* START *

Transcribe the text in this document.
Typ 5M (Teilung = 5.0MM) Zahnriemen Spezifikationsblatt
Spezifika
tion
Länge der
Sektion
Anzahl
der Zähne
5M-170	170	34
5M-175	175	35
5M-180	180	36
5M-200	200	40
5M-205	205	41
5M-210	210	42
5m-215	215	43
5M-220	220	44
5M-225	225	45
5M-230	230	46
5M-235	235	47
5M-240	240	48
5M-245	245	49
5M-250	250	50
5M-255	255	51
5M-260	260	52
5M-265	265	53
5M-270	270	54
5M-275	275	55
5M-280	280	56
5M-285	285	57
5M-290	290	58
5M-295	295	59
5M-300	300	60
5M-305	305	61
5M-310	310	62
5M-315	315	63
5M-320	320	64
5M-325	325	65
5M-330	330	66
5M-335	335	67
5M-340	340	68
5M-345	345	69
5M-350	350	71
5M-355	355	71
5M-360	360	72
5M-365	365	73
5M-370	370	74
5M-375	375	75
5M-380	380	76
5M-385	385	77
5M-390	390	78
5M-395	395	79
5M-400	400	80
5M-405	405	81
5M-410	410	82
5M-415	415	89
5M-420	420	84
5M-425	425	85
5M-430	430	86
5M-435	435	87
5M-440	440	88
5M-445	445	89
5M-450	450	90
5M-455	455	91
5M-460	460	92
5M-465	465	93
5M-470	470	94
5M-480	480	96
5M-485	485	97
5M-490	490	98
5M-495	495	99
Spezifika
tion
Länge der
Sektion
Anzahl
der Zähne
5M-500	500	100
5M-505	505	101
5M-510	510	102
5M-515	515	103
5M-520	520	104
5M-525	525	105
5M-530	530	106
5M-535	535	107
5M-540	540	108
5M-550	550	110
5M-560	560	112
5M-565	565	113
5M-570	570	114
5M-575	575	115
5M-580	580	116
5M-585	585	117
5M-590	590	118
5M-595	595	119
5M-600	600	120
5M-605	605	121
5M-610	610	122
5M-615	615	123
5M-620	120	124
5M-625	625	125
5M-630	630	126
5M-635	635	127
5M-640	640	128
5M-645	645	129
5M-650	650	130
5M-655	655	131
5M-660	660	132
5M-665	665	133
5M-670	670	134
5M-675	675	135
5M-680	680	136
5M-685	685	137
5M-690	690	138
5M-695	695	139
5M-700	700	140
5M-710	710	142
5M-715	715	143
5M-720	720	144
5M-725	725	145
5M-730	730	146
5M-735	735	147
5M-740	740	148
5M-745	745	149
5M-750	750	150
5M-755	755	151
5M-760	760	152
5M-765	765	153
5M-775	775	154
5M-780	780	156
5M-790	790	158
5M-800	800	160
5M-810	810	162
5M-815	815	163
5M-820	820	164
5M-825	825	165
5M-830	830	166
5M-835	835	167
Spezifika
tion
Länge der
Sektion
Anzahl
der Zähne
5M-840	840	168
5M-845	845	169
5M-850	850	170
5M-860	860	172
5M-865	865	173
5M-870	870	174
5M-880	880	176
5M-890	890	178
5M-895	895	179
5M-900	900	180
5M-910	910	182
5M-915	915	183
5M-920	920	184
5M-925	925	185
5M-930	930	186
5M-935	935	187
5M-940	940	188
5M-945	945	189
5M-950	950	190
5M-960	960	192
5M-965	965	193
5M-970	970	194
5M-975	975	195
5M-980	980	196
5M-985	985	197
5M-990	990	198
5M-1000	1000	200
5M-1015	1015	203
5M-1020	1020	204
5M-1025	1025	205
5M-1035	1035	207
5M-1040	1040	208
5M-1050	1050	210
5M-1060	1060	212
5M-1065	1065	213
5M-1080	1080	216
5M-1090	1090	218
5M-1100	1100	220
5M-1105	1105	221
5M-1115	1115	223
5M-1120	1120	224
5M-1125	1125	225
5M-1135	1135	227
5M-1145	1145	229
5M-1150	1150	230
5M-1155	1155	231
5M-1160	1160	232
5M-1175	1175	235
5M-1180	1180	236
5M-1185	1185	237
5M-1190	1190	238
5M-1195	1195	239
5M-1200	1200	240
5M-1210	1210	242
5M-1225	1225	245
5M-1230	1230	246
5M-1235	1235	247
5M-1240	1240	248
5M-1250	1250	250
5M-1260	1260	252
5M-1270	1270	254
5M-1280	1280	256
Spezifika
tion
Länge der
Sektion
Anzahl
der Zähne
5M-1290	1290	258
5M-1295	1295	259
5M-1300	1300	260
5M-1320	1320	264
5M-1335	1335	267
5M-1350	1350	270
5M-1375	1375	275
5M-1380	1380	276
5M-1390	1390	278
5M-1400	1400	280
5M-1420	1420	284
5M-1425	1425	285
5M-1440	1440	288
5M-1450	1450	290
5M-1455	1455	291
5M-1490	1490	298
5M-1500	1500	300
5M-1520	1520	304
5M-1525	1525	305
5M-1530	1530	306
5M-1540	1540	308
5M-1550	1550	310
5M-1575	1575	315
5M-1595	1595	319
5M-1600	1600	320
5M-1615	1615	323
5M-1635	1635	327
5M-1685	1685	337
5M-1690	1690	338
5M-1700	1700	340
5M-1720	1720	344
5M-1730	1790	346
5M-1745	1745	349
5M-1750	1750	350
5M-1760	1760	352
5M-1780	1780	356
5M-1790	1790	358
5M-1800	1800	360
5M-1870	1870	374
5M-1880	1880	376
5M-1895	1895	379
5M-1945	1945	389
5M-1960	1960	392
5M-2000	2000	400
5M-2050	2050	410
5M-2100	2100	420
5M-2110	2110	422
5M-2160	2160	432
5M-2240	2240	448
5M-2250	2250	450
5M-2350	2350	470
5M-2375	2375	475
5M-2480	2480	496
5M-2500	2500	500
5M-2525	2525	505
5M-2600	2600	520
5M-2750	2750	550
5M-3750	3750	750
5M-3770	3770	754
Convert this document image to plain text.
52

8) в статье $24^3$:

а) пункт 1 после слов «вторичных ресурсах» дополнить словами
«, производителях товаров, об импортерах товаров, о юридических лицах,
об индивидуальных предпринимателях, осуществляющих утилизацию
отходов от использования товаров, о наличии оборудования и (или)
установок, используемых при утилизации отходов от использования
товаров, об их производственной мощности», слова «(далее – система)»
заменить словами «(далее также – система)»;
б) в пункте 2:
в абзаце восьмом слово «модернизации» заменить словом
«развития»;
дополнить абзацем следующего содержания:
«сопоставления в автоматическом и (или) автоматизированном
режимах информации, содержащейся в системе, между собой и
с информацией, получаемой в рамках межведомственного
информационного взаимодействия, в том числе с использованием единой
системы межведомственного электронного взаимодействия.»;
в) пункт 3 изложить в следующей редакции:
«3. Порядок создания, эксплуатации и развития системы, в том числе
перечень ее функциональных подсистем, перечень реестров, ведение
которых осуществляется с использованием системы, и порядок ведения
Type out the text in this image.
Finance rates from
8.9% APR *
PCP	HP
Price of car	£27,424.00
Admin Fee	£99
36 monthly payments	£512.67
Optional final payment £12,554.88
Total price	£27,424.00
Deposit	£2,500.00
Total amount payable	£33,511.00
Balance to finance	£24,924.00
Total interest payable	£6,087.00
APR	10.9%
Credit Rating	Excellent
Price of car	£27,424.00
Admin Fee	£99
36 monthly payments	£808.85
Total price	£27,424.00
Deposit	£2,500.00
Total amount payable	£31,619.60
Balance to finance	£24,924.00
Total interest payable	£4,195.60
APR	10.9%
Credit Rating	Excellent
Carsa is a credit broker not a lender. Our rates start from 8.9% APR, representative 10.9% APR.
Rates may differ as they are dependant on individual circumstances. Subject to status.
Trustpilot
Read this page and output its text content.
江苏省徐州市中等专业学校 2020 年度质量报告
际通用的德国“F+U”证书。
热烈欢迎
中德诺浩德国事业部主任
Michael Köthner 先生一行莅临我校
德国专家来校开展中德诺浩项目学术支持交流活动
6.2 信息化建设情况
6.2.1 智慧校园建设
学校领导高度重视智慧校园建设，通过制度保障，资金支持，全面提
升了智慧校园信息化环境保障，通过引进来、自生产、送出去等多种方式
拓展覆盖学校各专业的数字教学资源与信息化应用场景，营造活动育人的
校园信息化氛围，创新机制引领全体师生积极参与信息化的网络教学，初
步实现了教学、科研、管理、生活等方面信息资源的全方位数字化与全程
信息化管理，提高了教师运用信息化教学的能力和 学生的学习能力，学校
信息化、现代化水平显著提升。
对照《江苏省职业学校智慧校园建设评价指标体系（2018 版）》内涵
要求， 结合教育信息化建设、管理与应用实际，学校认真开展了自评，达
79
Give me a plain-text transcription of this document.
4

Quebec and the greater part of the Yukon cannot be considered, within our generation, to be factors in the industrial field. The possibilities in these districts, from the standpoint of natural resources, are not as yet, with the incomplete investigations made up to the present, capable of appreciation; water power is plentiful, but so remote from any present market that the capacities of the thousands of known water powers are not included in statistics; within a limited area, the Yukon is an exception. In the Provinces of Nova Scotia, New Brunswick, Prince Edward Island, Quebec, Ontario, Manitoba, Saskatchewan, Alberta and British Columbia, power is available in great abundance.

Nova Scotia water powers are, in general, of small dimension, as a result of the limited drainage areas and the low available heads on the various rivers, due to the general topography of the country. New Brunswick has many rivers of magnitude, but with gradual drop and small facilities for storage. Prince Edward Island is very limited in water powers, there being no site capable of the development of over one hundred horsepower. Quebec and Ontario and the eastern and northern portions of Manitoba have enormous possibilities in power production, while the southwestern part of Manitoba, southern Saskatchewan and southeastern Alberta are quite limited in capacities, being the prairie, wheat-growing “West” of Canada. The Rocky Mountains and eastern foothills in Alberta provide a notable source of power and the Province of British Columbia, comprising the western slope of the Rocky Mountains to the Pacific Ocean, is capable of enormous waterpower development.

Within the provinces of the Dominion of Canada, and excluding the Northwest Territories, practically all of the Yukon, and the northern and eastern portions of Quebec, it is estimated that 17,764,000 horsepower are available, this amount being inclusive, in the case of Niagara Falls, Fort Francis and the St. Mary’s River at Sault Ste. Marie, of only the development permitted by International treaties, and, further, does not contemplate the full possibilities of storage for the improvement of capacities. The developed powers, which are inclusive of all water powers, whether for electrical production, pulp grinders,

* END *

**REQUEST:**
Search the entries for the word "interest" and gather every line where it appears.

**WRITTEN ANSWER:**
Total interest payable	£6,087.00
Total interest payable	£4,195.60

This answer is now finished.